▶ THE PROBLEM:
Reproduce every entry below precisely; do not include the pictures.

▶ DATA PROVIDED:
——————————
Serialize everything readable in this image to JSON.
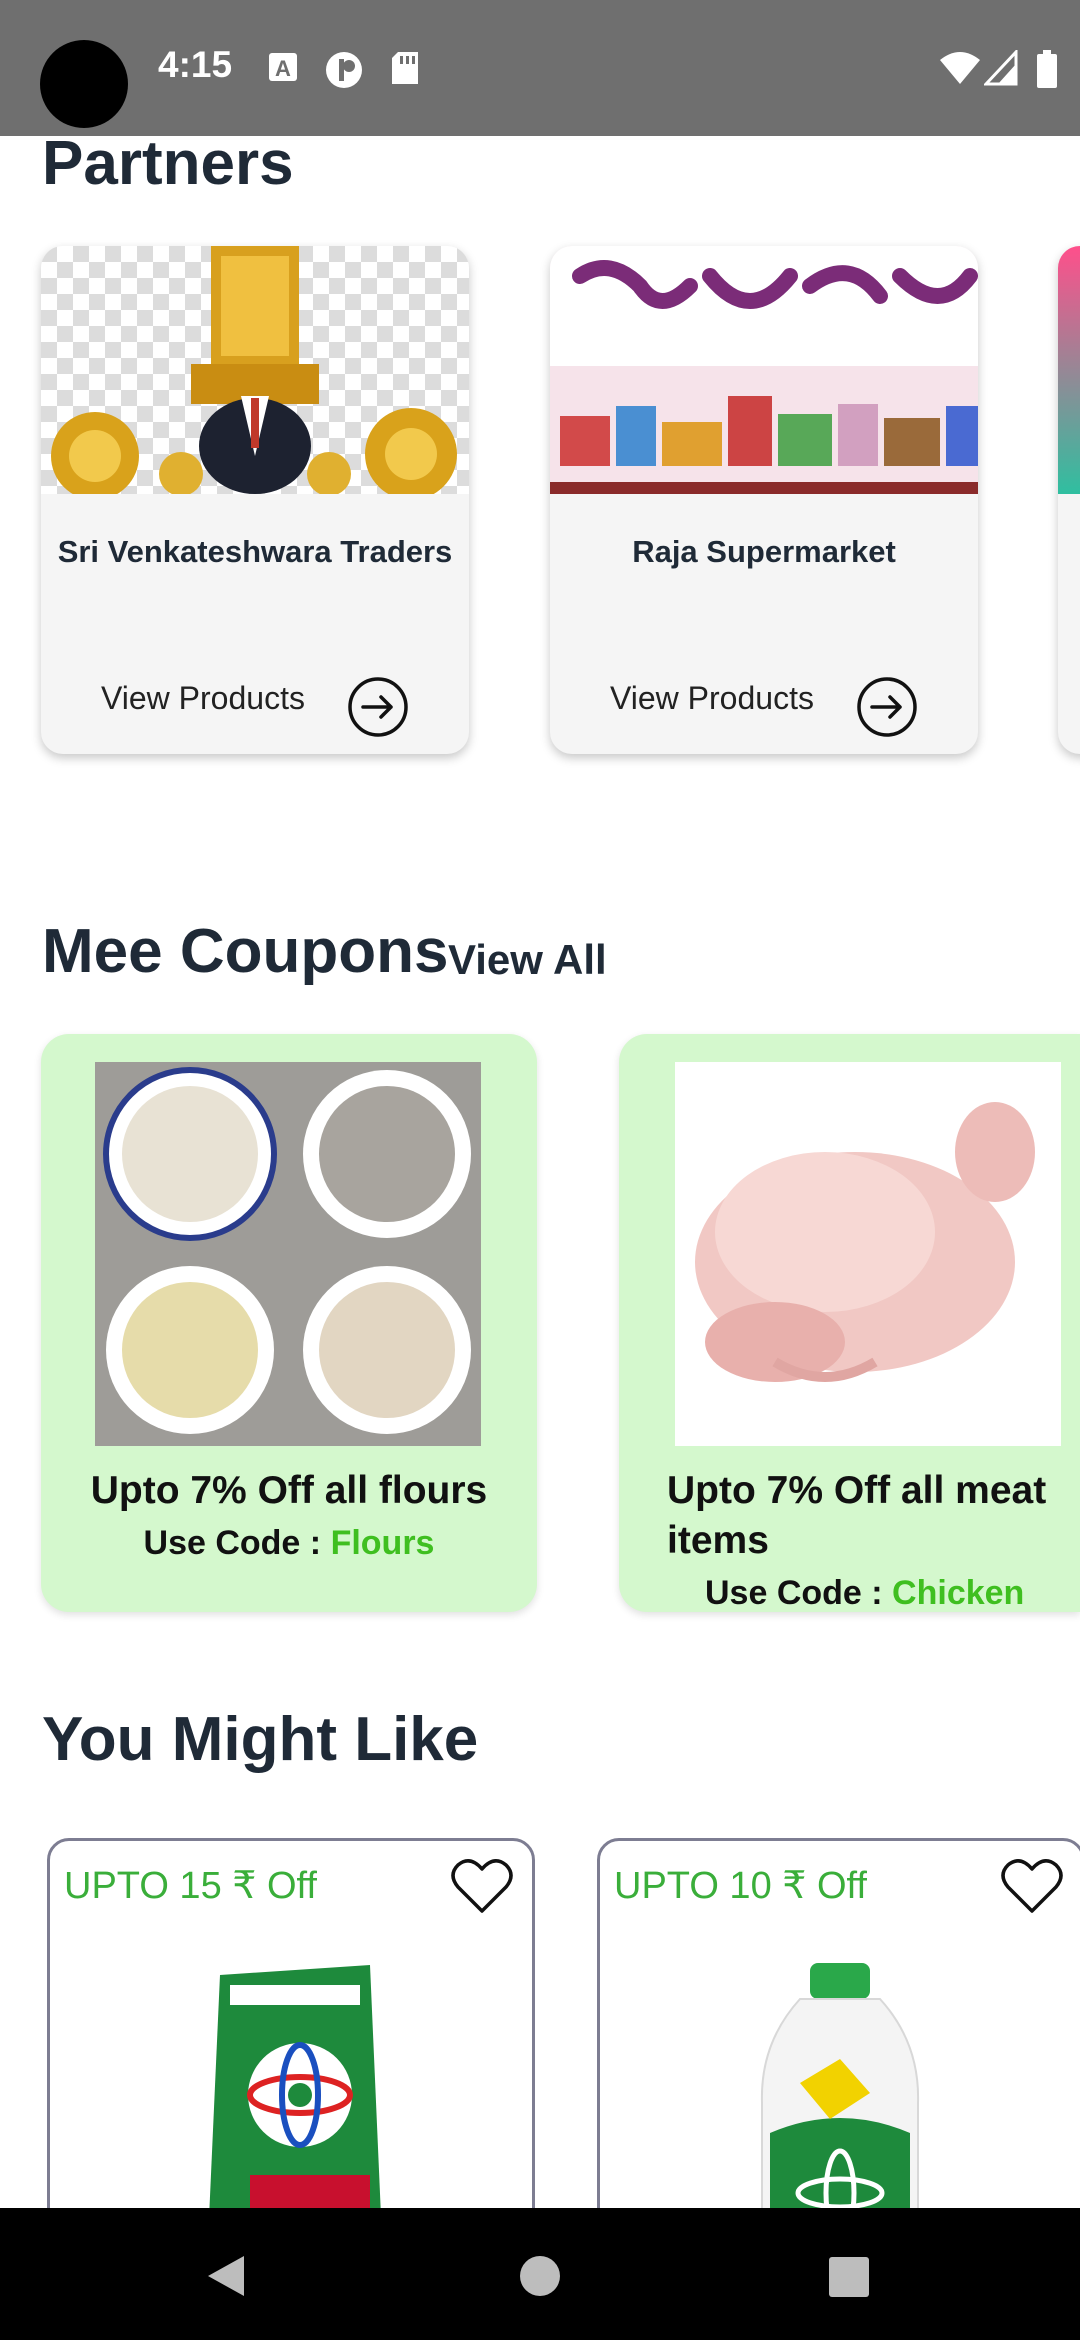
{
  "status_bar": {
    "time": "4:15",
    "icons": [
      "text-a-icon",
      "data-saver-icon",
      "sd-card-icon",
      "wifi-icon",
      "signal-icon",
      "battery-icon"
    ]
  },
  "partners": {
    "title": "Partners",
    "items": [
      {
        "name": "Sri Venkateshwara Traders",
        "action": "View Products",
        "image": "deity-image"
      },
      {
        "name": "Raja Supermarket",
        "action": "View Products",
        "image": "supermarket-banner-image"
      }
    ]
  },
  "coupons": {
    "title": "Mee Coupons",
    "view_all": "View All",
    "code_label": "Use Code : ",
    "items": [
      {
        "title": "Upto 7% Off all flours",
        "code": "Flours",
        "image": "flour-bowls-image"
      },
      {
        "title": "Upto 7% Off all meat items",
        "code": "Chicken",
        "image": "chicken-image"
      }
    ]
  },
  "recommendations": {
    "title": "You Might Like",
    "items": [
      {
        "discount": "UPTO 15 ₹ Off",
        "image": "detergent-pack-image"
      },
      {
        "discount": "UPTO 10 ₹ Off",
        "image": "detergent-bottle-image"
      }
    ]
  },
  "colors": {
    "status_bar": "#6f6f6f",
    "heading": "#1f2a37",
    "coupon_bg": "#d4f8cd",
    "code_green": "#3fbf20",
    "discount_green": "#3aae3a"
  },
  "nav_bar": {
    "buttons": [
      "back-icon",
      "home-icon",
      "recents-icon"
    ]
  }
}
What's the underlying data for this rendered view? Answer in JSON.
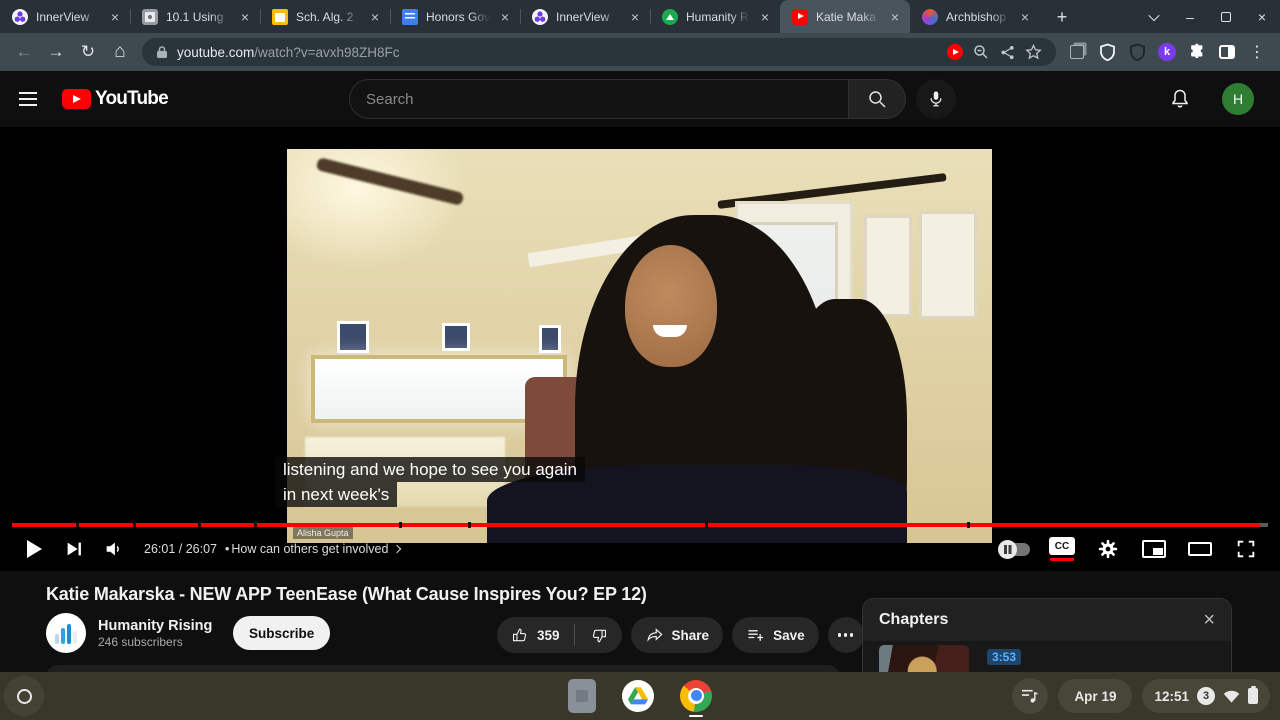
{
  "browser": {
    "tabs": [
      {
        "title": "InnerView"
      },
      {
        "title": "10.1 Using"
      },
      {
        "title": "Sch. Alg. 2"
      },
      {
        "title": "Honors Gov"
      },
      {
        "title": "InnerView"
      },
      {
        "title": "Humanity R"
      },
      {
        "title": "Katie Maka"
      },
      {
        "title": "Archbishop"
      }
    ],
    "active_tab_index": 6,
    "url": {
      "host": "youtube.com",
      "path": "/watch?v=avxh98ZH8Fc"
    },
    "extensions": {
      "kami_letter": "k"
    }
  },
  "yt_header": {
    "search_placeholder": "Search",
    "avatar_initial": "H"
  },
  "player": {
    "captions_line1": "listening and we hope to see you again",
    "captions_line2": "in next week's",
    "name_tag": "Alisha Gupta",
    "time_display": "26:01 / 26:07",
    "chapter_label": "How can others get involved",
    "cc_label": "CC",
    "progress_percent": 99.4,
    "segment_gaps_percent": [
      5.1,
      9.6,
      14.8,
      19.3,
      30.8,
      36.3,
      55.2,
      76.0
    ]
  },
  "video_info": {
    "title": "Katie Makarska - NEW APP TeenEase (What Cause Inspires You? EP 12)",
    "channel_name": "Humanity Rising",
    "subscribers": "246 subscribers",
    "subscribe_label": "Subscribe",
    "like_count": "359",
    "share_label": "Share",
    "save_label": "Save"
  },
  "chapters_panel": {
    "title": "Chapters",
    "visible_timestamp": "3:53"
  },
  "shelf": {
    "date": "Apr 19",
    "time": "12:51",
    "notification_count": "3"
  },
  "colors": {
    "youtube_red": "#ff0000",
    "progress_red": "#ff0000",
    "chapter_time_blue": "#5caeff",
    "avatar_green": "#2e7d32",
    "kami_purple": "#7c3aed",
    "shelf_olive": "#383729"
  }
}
——————————
▶ EXERCISE RESPONSE:
Serialize everything readable in this image to JSON.
{
  "status_bar": {
    "time": "4:15",
    "icons": [
      "text-a-icon",
      "data-saver-icon",
      "sd-card-icon",
      "wifi-icon",
      "signal-icon",
      "battery-icon"
    ]
  },
  "partners": {
    "title": "Partners",
    "items": [
      {
        "name": "Sri Venkateshwara Traders",
        "action": "View Products",
        "image": "deity-image"
      },
      {
        "name": "Raja Supermarket",
        "action": "View Products",
        "image": "supermarket-banner-image"
      }
    ]
  },
  "coupons": {
    "title": "Mee Coupons",
    "view_all": "View All",
    "code_label": "Use Code : ",
    "items": [
      {
        "title": "Upto 7% Off all flours",
        "code": "Flours",
        "image": "flour-bowls-image"
      },
      {
        "title": "Upto 7% Off all meat items",
        "code": "Chicken",
        "image": "chicken-image"
      }
    ]
  },
  "recommendations": {
    "title": "You Might Like",
    "items": [
      {
        "discount": "UPTO 15 ₹ Off",
        "image": "detergent-pack-image"
      },
      {
        "discount": "UPTO 10 ₹ Off",
        "image": "detergent-bottle-image"
      }
    ]
  },
  "colors": {
    "status_bar": "#6f6f6f",
    "heading": "#1f2a37",
    "coupon_bg": "#d4f8cd",
    "code_green": "#3fbf20",
    "discount_green": "#3aae3a"
  },
  "nav_bar": {
    "buttons": [
      "back-icon",
      "home-icon",
      "recents-icon"
    ]
  }
}
What's the underlying data for this rendered view? Answer in JSON.
{
  "browser": {
    "tabs": [
      {
        "title": "InnerView"
      },
      {
        "title": "10.1 Using"
      },
      {
        "title": "Sch. Alg. 2"
      },
      {
        "title": "Honors Gov"
      },
      {
        "title": "InnerView"
      },
      {
        "title": "Humanity R"
      },
      {
        "title": "Katie Maka"
      },
      {
        "title": "Archbishop"
      }
    ],
    "active_tab_index": 6,
    "url": {
      "host": "youtube.com",
      "path": "/watch?v=avxh98ZH8Fc"
    },
    "extensions": {
      "kami_letter": "k"
    }
  },
  "yt_header": {
    "search_placeholder": "Search",
    "avatar_initial": "H"
  },
  "player": {
    "captions_line1": "listening and we hope to see you again",
    "captions_line2": "in next week's",
    "name_tag": "Alisha Gupta",
    "time_display": "26:01 / 26:07",
    "chapter_label": "How can others get involved",
    "cc_label": "CC",
    "progress_percent": 99.4,
    "segment_gaps_percent": [
      5.1,
      9.6,
      14.8,
      19.3,
      30.8,
      36.3,
      55.2,
      76.0
    ]
  },
  "video_info": {
    "title": "Katie Makarska - NEW APP TeenEase (What Cause Inspires You? EP 12)",
    "channel_name": "Humanity Rising",
    "subscribers": "246 subscribers",
    "subscribe_label": "Subscribe",
    "like_count": "359",
    "share_label": "Share",
    "save_label": "Save"
  },
  "chapters_panel": {
    "title": "Chapters",
    "visible_timestamp": "3:53"
  },
  "shelf": {
    "date": "Apr 19",
    "time": "12:51",
    "notification_count": "3"
  },
  "colors": {
    "youtube_red": "#ff0000",
    "progress_red": "#ff0000",
    "chapter_time_blue": "#5caeff",
    "avatar_green": "#2e7d32",
    "kami_purple": "#7c3aed",
    "shelf_olive": "#383729"
  }
}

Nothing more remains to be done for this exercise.